─── Source material

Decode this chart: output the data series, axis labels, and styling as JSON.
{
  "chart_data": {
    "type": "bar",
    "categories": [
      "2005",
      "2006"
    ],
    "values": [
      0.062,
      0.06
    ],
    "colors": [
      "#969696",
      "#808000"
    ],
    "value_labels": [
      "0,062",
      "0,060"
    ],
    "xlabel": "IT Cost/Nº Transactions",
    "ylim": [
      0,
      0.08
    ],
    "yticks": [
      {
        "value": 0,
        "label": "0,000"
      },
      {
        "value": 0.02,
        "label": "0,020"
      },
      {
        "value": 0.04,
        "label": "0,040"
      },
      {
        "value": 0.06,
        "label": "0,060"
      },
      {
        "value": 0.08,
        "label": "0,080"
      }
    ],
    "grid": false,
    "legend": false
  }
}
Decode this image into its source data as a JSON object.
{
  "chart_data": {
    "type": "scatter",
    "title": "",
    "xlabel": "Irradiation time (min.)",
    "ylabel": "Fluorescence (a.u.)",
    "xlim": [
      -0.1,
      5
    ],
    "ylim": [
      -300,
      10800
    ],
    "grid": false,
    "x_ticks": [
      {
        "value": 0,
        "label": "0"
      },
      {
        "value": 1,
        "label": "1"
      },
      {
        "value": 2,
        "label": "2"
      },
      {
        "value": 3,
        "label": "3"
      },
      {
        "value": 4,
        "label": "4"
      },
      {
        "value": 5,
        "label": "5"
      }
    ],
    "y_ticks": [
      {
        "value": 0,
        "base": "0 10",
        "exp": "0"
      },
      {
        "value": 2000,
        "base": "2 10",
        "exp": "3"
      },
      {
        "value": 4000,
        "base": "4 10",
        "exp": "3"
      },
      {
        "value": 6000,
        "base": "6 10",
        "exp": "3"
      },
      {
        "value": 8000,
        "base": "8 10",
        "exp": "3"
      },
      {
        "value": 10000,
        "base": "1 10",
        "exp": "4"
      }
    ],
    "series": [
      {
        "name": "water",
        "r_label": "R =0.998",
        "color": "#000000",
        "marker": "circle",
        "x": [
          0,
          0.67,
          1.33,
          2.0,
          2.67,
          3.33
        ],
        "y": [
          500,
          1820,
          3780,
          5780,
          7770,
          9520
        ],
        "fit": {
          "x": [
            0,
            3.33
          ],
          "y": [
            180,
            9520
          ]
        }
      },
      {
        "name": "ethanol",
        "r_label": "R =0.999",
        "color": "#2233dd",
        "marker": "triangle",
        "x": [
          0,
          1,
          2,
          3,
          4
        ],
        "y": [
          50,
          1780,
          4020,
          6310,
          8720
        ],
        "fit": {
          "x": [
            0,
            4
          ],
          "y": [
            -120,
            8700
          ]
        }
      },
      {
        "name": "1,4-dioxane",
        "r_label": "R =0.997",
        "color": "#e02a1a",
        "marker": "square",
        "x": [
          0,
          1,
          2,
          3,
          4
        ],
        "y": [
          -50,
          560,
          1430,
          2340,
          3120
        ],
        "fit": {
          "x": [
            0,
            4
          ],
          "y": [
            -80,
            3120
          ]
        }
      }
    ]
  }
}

──────

Transcribe all the entries, keeping each one exactly as it is.

Decode this chart: output the data series, axis labels, and styling as JSON.
{
  "chart_data": {
    "type": "bar",
    "categories": [
      "2005",
      "2006"
    ],
    "values": [
      0.062,
      0.06
    ],
    "colors": [
      "#969696",
      "#808000"
    ],
    "value_labels": [
      "0,062",
      "0,060"
    ],
    "xlabel": "IT Cost/Nº Transactions",
    "ylim": [
      0,
      0.08
    ],
    "yticks": [
      {
        "value": 0,
        "label": "0,000"
      },
      {
        "value": 0.02,
        "label": "0,020"
      },
      {
        "value": 0.04,
        "label": "0,040"
      },
      {
        "value": 0.06,
        "label": "0,060"
      },
      {
        "value": 0.08,
        "label": "0,080"
      }
    ],
    "grid": false,
    "legend": false
  }
}
Decode this image into its source data as a JSON object.
{
  "chart_data": {
    "type": "scatter",
    "title": "",
    "xlabel": "Irradiation time (min.)",
    "ylabel": "Fluorescence (a.u.)",
    "xlim": [
      -0.1,
      5
    ],
    "ylim": [
      -300,
      10800
    ],
    "grid": false,
    "x_ticks": [
      {
        "value": 0,
        "label": "0"
      },
      {
        "value": 1,
        "label": "1"
      },
      {
        "value": 2,
        "label": "2"
      },
      {
        "value": 3,
        "label": "3"
      },
      {
        "value": 4,
        "label": "4"
      },
      {
        "value": 5,
        "label": "5"
      }
    ],
    "y_ticks": [
      {
        "value": 0,
        "base": "0 10",
        "exp": "0"
      },
      {
        "value": 2000,
        "base": "2 10",
        "exp": "3"
      },
      {
        "value": 4000,
        "base": "4 10",
        "exp": "3"
      },
      {
        "value": 6000,
        "base": "6 10",
        "exp": "3"
      },
      {
        "value": 8000,
        "base": "8 10",
        "exp": "3"
      },
      {
        "value": 10000,
        "base": "1 10",
        "exp": "4"
      }
    ],
    "series": [
      {
        "name": "water",
        "r_label": "R =0.998",
        "color": "#000000",
        "marker": "circle",
        "x": [
          0,
          0.67,
          1.33,
          2.0,
          2.67,
          3.33
        ],
        "y": [
          500,
          1820,
          3780,
          5780,
          7770,
          9520
        ],
        "fit": {
          "x": [
            0,
            3.33
          ],
          "y": [
            180,
            9520
          ]
        }
      },
      {
        "name": "ethanol",
        "r_label": "R =0.999",
        "color": "#2233dd",
        "marker": "triangle",
        "x": [
          0,
          1,
          2,
          3,
          4
        ],
        "y": [
          50,
          1780,
          4020,
          6310,
          8720
        ],
        "fit": {
          "x": [
            0,
            4
          ],
          "y": [
            -120,
            8700
          ]
        }
      },
      {
        "name": "1,4-dioxane",
        "r_label": "R =0.997",
        "color": "#e02a1a",
        "marker": "square",
        "x": [
          0,
          1,
          2,
          3,
          4
        ],
        "y": [
          -50,
          560,
          1430,
          2340,
          3120
        ],
        "fit": {
          "x": [
            0,
            4
          ],
          "y": [
            -80,
            3120
          ]
        }
      }
    ]
  }
}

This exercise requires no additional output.